## [EXERCISE]
Retype the entries in full, exactly.

[Data items]
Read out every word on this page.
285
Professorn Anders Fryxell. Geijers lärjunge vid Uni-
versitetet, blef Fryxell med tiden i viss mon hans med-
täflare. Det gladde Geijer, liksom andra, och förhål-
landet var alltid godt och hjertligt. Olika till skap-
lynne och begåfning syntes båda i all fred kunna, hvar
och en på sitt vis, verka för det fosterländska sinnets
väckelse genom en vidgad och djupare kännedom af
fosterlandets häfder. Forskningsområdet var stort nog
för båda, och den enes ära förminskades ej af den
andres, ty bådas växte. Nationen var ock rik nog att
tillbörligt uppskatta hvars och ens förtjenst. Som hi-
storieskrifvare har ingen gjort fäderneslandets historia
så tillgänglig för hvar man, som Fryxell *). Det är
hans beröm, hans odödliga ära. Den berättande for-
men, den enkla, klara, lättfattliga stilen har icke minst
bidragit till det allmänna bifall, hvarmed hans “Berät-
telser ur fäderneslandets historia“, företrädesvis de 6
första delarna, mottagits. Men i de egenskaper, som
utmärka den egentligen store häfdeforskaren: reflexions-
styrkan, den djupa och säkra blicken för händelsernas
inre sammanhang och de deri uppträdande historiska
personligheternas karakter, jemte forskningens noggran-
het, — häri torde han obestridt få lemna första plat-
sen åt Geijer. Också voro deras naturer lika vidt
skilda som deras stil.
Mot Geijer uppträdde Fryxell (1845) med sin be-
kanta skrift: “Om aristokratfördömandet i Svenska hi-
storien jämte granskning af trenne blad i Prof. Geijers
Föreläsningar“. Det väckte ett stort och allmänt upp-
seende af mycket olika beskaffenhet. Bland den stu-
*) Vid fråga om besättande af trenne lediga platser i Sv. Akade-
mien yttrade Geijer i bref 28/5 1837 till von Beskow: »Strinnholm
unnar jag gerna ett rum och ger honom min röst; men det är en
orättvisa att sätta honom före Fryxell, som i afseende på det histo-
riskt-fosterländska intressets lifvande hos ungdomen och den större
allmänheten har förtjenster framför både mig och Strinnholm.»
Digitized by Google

## [ANSWER FOR THIS EXERCISE]
Read out every word on this page.
285
Professorn Anders Fryxell. Geijers lärjunge vid Uni-
versitetet, blef Fryxell med tiden i viss mon hans med-
täflare. Det gladde Geijer, liksom andra, och förhål-
landet var alltid godt och hjertligt. Olika till skap-
lynne och begåfning syntes båda i all fred kunna, hvar
och en på sitt vis, verka för det fosterländska sinnets
väckelse genom en vidgad och djupare kännedom af
fosterlandets häfder. Forskningsområdet var stort nog
för båda, och den enes ära förminskades ej af den
andres, ty bådas växte. Nationen var ock rik nog att
tillbörligt uppskatta hvars och ens förtjenst. Som hi-
storieskrifvare har ingen gjort fäderneslandets historia
så tillgänglig för hvar man, som Fryxell *). Det är
hans beröm, hans odödliga ära. Den berättande for-
men, den enkla, klara, lättfattliga stilen har icke minst
bidragit till det allmänna bifall, hvarmed hans “Berät-
telser ur fäderneslandets historia“, företrädesvis de 6
första delarna, mottagits. Men i de egenskaper, som
utmärka den egentligen store häfdeforskaren: reflexions-
styrkan, den djupa och säkra blicken för händelsernas
inre sammanhang och de deri uppträdande historiska
personligheternas karakter, jemte forskningens noggran-
het, — häri torde han obestridt få lemna första plat-
sen åt Geijer. Också voro deras naturer lika vidt
skilda som deras stil.
Mot Geijer uppträdde Fryxell (1845) med sin be-
kanta skrift: “Om aristokratfördömandet i Svenska hi-
storien jämte granskning af trenne blad i Prof. Geijers
Föreläsningar“. Det väckte ett stort och allmänt upp-
seende af mycket olika beskaffenhet. Bland den stu-
*) Vid fråga om besättande af trenne lediga platser i Sv. Akade-
mien yttrade Geijer i bref 28/5 1837 till von Beskow: »Strinnholm
unnar jag gerna ett rum och ger honom min röst; men det är en
orättvisa att sätta honom före Fryxell, som i afseende på det histo-
riskt-fosterländska intressets lifvande hos ungdomen och den större
allmänheten har förtjenster framför både mig och Strinnholm.»
Digitized by Google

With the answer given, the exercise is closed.